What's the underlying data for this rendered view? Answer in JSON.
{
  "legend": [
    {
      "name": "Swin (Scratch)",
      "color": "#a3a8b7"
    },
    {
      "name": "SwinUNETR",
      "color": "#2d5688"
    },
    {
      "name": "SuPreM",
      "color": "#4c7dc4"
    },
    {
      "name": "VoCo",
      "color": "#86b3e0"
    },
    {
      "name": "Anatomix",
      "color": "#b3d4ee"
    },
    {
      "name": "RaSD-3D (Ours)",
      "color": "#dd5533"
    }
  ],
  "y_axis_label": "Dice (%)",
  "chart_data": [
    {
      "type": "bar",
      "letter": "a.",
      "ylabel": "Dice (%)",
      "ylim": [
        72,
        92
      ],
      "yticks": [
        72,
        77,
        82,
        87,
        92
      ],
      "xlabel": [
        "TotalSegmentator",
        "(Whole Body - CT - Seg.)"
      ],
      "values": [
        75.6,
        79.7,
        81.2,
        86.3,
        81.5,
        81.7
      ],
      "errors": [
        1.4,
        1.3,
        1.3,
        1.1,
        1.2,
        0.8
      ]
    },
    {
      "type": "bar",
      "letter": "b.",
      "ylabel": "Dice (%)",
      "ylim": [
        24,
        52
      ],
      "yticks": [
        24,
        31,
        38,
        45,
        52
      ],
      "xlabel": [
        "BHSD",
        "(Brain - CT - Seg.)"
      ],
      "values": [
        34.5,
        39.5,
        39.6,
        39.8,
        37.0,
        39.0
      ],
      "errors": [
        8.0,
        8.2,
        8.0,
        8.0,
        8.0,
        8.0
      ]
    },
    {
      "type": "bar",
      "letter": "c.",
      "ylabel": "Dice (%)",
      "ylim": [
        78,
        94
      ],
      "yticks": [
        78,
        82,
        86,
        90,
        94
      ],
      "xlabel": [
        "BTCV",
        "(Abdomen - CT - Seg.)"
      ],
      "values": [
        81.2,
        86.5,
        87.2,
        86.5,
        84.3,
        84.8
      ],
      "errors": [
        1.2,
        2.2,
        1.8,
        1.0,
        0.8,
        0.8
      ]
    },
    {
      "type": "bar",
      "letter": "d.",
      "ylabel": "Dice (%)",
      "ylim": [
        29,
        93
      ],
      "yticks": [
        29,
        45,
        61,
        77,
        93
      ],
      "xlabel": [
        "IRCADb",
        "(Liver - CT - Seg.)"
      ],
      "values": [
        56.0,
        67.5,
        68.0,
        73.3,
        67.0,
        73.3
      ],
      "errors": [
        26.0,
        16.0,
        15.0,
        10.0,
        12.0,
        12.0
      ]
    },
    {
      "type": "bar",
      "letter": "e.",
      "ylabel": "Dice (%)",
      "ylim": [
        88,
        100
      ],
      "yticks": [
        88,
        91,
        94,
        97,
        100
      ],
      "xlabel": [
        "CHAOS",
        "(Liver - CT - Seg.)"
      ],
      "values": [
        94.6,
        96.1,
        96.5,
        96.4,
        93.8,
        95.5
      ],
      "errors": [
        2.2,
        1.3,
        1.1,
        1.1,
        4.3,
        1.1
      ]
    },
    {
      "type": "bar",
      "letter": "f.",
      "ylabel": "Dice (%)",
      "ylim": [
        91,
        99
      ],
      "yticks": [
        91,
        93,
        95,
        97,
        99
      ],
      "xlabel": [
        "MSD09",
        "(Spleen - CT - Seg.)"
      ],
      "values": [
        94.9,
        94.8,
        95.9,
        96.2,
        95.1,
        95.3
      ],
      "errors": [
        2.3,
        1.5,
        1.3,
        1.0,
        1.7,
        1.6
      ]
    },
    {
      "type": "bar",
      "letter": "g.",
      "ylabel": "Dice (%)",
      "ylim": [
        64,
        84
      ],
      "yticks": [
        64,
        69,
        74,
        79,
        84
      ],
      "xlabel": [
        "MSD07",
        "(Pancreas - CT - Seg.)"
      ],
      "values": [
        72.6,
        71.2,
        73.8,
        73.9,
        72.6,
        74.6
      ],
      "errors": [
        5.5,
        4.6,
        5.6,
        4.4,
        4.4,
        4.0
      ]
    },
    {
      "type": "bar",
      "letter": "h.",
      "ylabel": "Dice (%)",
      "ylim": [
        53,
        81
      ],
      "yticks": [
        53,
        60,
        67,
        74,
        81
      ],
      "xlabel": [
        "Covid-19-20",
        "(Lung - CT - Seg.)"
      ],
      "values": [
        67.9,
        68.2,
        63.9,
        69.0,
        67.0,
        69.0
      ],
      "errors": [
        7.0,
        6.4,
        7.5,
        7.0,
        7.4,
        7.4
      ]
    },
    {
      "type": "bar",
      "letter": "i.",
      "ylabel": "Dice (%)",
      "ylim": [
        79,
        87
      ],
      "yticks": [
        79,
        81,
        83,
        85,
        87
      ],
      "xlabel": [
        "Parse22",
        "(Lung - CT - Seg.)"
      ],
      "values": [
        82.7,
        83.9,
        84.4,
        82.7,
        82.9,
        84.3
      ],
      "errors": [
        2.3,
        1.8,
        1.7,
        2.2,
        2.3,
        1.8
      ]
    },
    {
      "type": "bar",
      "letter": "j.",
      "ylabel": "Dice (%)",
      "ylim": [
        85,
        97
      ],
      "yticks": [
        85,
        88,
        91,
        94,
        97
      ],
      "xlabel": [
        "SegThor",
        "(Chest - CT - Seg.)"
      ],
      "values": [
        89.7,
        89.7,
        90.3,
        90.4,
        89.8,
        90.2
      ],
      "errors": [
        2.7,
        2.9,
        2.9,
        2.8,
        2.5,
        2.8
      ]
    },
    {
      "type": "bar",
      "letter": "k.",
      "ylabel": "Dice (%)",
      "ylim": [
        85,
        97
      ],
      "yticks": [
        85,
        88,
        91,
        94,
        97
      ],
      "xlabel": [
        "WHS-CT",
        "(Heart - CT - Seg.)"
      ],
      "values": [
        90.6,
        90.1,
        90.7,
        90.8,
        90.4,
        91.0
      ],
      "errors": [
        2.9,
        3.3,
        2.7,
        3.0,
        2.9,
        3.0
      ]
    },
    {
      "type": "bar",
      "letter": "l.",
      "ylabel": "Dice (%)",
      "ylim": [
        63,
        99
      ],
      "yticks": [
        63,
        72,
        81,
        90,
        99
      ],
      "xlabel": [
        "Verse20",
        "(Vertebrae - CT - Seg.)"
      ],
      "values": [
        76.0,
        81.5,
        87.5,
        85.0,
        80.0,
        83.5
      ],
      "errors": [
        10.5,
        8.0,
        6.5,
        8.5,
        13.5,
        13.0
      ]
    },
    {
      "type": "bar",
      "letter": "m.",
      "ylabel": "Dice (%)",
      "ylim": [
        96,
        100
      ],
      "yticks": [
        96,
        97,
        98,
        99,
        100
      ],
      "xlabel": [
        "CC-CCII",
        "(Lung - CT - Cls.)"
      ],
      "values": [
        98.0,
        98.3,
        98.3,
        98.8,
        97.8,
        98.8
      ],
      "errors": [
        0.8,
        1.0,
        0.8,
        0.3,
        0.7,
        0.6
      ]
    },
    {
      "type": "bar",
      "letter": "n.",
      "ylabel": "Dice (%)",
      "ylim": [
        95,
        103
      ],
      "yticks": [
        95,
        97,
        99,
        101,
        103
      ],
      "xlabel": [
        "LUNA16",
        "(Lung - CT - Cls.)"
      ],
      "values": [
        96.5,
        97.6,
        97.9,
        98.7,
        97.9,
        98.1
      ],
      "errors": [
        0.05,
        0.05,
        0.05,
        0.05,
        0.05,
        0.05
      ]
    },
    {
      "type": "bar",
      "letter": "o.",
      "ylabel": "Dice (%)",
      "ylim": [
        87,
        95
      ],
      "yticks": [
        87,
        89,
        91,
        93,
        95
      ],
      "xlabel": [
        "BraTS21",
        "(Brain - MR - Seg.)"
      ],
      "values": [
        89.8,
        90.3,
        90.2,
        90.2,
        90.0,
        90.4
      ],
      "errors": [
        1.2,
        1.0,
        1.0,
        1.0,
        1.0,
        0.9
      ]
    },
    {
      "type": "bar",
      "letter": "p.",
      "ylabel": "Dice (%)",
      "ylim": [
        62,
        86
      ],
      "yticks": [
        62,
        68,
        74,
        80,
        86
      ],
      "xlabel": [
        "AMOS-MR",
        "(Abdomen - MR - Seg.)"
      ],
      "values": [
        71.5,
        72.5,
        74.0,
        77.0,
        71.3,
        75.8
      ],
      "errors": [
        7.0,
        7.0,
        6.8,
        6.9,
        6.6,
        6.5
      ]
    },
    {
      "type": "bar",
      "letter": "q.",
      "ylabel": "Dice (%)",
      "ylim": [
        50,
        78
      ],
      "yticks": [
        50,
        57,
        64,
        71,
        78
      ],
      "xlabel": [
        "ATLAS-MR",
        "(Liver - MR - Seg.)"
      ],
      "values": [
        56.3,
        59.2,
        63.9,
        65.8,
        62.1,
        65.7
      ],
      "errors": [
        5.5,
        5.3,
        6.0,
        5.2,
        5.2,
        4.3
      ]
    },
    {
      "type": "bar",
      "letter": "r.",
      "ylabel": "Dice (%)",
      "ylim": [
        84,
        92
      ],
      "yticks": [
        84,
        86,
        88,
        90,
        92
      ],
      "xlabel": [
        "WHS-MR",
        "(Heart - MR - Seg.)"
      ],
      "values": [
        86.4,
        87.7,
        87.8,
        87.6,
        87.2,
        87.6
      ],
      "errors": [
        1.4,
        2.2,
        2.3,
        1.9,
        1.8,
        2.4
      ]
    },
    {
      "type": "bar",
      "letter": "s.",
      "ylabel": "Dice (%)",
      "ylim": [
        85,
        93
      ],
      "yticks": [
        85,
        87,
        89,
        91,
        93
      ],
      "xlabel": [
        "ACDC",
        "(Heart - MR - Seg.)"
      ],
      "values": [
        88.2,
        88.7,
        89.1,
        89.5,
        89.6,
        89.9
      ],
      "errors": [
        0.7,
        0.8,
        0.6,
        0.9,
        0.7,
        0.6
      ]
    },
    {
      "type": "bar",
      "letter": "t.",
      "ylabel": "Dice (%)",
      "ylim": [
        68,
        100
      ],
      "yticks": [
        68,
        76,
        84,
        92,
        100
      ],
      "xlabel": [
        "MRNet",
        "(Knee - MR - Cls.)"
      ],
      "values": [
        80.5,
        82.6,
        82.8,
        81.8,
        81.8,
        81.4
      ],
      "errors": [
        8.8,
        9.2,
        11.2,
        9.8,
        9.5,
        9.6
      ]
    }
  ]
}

• Goal:
Where does the word "name" appear? Return each line that holds it.

• Task solution:
      "name": "Swin (Scratch)",
      "name": "SwinUNETR",
      "name": "SuPreM",
      "name": "VoCo",
      "name": "Anatomix",
      "name": "RaSD-3D (Ours)",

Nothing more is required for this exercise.